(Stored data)
* * * *

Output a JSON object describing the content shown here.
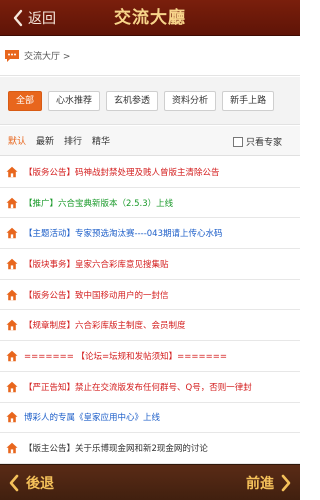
{
  "header": {
    "back_label": "返回",
    "title": "交流大廳"
  },
  "breadcrumb": {
    "text": "交流大厅 >"
  },
  "filters": [
    {
      "label": "全部",
      "active": true
    },
    {
      "label": "心水推荐",
      "active": false
    },
    {
      "label": "玄机参透",
      "active": false
    },
    {
      "label": "资料分析",
      "active": false
    },
    {
      "label": "新手上路",
      "active": false
    }
  ],
  "sort": {
    "tabs": [
      {
        "label": "默认",
        "active": true
      },
      {
        "label": "最新",
        "active": false
      },
      {
        "label": "排行",
        "active": false
      },
      {
        "label": "精华",
        "active": false
      }
    ],
    "expert_label": "只看专家"
  },
  "posts": [
    {
      "title": "【版务公告】码神战封禁处理及贱人曾版主清除公告",
      "color": "#d42020"
    },
    {
      "title": "【推广】六合宝典新版本（2.5.3）上线",
      "color": "#1a9a2a"
    },
    {
      "title": "【主题活动】专家预选淘汰赛----043期请上传心水码",
      "color": "#1e5fc9"
    },
    {
      "title": "【版块事务】皇家六合彩库意见搜集贴",
      "color": "#d42020"
    },
    {
      "title": "【版务公告】致中国移动用户的一封信",
      "color": "#d42020"
    },
    {
      "title": "【规章制度】六合彩库版主制度、会员制度",
      "color": "#d42020"
    },
    {
      "title": "======= 【论坛=坛规和发帖须知】=======",
      "color": "#d42020"
    },
    {
      "title": "【严正告知】禁止在交流版发布任何群号、Q号，否则一律封",
      "color": "#d42020"
    },
    {
      "title": "博彩人的专属《皇家应用中心》上线",
      "color": "#1e5fc9"
    },
    {
      "title": "【版主公告】关于乐博现金网和新2现金网的讨论",
      "color": "#333333"
    }
  ],
  "footer": {
    "prev_label": "後退",
    "next_label": "前進"
  },
  "colors": {
    "header_bg": "#6b1a09",
    "title_gold": "#f7d48a",
    "accent_orange": "#e8661d",
    "footer_bg": "#4c2512",
    "footer_text": "#f5c15a"
  },
  "icons": {
    "back": "chevron-left-icon",
    "chat": "chat-bubble-icon",
    "post": "home-icon",
    "prev": "chevron-left-icon",
    "next": "chevron-right-icon"
  }
}
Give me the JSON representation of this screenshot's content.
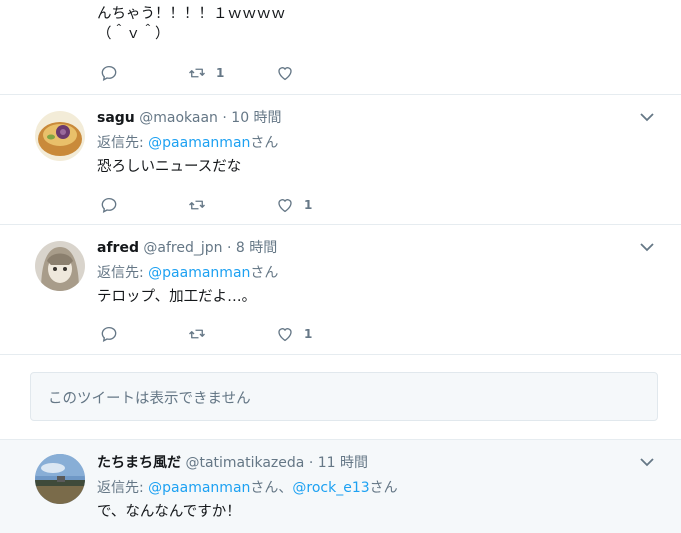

* * * *

Repeat the listing in full and exactly. Do not include any images.

Output a JSON object describing the content shown here.
{
  "header": {
    "back_label": "返回",
    "title": "交流大廳"
  },
  "breadcrumb": {
    "text": "交流大厅 >"
  },
  "filters": [
    {
      "label": "全部",
      "active": true
    },
    {
      "label": "心水推荐",
      "active": false
    },
    {
      "label": "玄机参透",
      "active": false
    },
    {
      "label": "资料分析",
      "active": false
    },
    {
      "label": "新手上路",
      "active": false
    }
  ],
  "sort": {
    "tabs": [
      {
        "label": "默认",
        "active": true
      },
      {
        "label": "最新",
        "active": false
      },
      {
        "label": "排行",
        "active": false
      },
      {
        "label": "精华",
        "active": false
      }
    ],
    "expert_label": "只看专家"
  },
  "posts": [
    {
      "title": "【版务公告】码神战封禁处理及贱人曾版主清除公告",
      "color": "#d42020"
    },
    {
      "title": "【推广】六合宝典新版本（2.5.3）上线",
      "color": "#1a9a2a"
    },
    {
      "title": "【主题活动】专家预选淘汰赛----043期请上传心水码",
      "color": "#1e5fc9"
    },
    {
      "title": "【版块事务】皇家六合彩库意见搜集贴",
      "color": "#d42020"
    },
    {
      "title": "【版务公告】致中国移动用户的一封信",
      "color": "#d42020"
    },
    {
      "title": "【规章制度】六合彩库版主制度、会员制度",
      "color": "#d42020"
    },
    {
      "title": "======= 【论坛=坛规和发帖须知】=======",
      "color": "#d42020"
    },
    {
      "title": "【严正告知】禁止在交流版发布任何群号、Q号，否则一律封",
      "color": "#d42020"
    },
    {
      "title": "博彩人的专属《皇家应用中心》上线",
      "color": "#1e5fc9"
    },
    {
      "title": "【版主公告】关于乐博现金网和新2现金网的讨论",
      "color": "#333333"
    }
  ],
  "footer": {
    "prev_label": "後退",
    "next_label": "前進"
  },
  "colors": {
    "header_bg": "#6b1a09",
    "title_gold": "#f7d48a",
    "accent_orange": "#e8661d",
    "footer_bg": "#4c2512",
    "footer_text": "#f5c15a"
  },
  "icons": {
    "back": "chevron-left-icon",
    "chat": "chat-bubble-icon",
    "post": "home-icon",
    "prev": "chevron-left-icon",
    "next": "chevron-right-icon"
  }
}
Give me the JSON representation of this screenshot's content.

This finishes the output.